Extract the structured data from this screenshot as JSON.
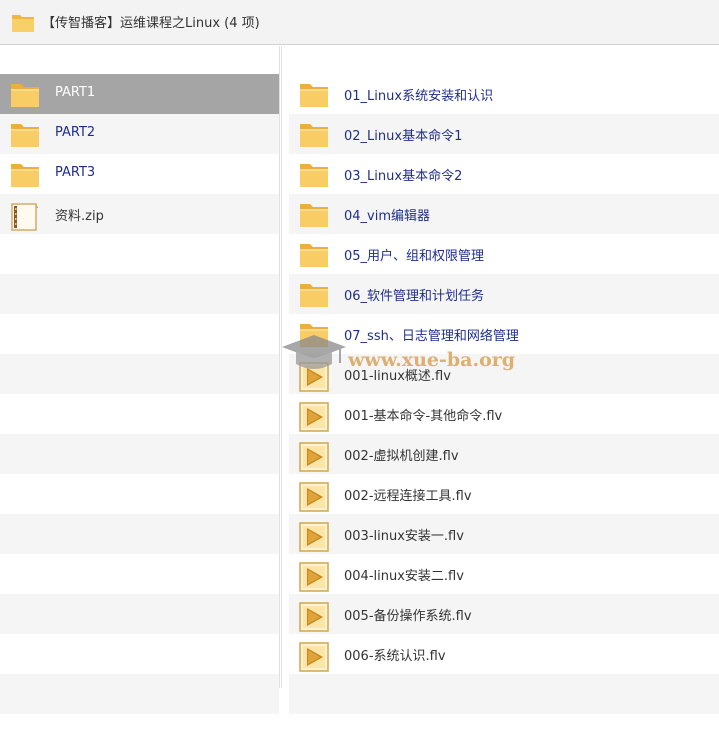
{
  "window": {
    "title": "【传智播客】运维课程之Linux (4 项)"
  },
  "left_pane": {
    "items": [
      {
        "label": "PART1",
        "type": "folder",
        "selected": true
      },
      {
        "label": "PART2",
        "type": "folder",
        "selected": false
      },
      {
        "label": "PART3",
        "type": "folder",
        "selected": false
      },
      {
        "label": "资料.zip",
        "type": "zip",
        "selected": false
      }
    ]
  },
  "right_pane": {
    "items": [
      {
        "label": "01_Linux系统安装和认识",
        "type": "folder"
      },
      {
        "label": "02_Linux基本命令1",
        "type": "folder"
      },
      {
        "label": "03_Linux基本命令2",
        "type": "folder"
      },
      {
        "label": "04_vim编辑器",
        "type": "folder"
      },
      {
        "label": "05_用户、组和权限管理",
        "type": "folder"
      },
      {
        "label": "06_软件管理和计划任务",
        "type": "folder"
      },
      {
        "label": "07_ssh、日志管理和网络管理",
        "type": "folder"
      },
      {
        "label": "001-linux概述.flv",
        "type": "video"
      },
      {
        "label": "001-基本命令-其他命令.flv",
        "type": "video"
      },
      {
        "label": "002-虚拟机创建.flv",
        "type": "video"
      },
      {
        "label": "002-远程连接工具.flv",
        "type": "video"
      },
      {
        "label": "003-linux安装一.flv",
        "type": "video"
      },
      {
        "label": "004-linux安装二.flv",
        "type": "video"
      },
      {
        "label": "005-备份操作系统.flv",
        "type": "video"
      },
      {
        "label": "006-系统认识.flv",
        "type": "video"
      }
    ]
  },
  "watermark": {
    "text": "www.xue-ba.org"
  },
  "colors": {
    "folder_link": "#1f2e8c",
    "selection": "#a5a5a5",
    "folder_icon": "#f7c65b",
    "video_icon": "#d7a23a"
  }
}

## DIRECTIONS FOR THIS TASK
Do not copy the pictures, but repeat every line exactly.

## WORKED ANSWER
Extract the structured data from this screenshot as JSON.
{
  "window": {
    "title": "【传智播客】运维课程之Linux (4 项)"
  },
  "left_pane": {
    "items": [
      {
        "label": "PART1",
        "type": "folder",
        "selected": true
      },
      {
        "label": "PART2",
        "type": "folder",
        "selected": false
      },
      {
        "label": "PART3",
        "type": "folder",
        "selected": false
      },
      {
        "label": "资料.zip",
        "type": "zip",
        "selected": false
      }
    ]
  },
  "right_pane": {
    "items": [
      {
        "label": "01_Linux系统安装和认识",
        "type": "folder"
      },
      {
        "label": "02_Linux基本命令1",
        "type": "folder"
      },
      {
        "label": "03_Linux基本命令2",
        "type": "folder"
      },
      {
        "label": "04_vim编辑器",
        "type": "folder"
      },
      {
        "label": "05_用户、组和权限管理",
        "type": "folder"
      },
      {
        "label": "06_软件管理和计划任务",
        "type": "folder"
      },
      {
        "label": "07_ssh、日志管理和网络管理",
        "type": "folder"
      },
      {
        "label": "001-linux概述.flv",
        "type": "video"
      },
      {
        "label": "001-基本命令-其他命令.flv",
        "type": "video"
      },
      {
        "label": "002-虚拟机创建.flv",
        "type": "video"
      },
      {
        "label": "002-远程连接工具.flv",
        "type": "video"
      },
      {
        "label": "003-linux安装一.flv",
        "type": "video"
      },
      {
        "label": "004-linux安装二.flv",
        "type": "video"
      },
      {
        "label": "005-备份操作系统.flv",
        "type": "video"
      },
      {
        "label": "006-系统认识.flv",
        "type": "video"
      }
    ]
  },
  "watermark": {
    "text": "www.xue-ba.org"
  },
  "colors": {
    "folder_link": "#1f2e8c",
    "selection": "#a5a5a5",
    "folder_icon": "#f7c65b",
    "video_icon": "#d7a23a"
  }
}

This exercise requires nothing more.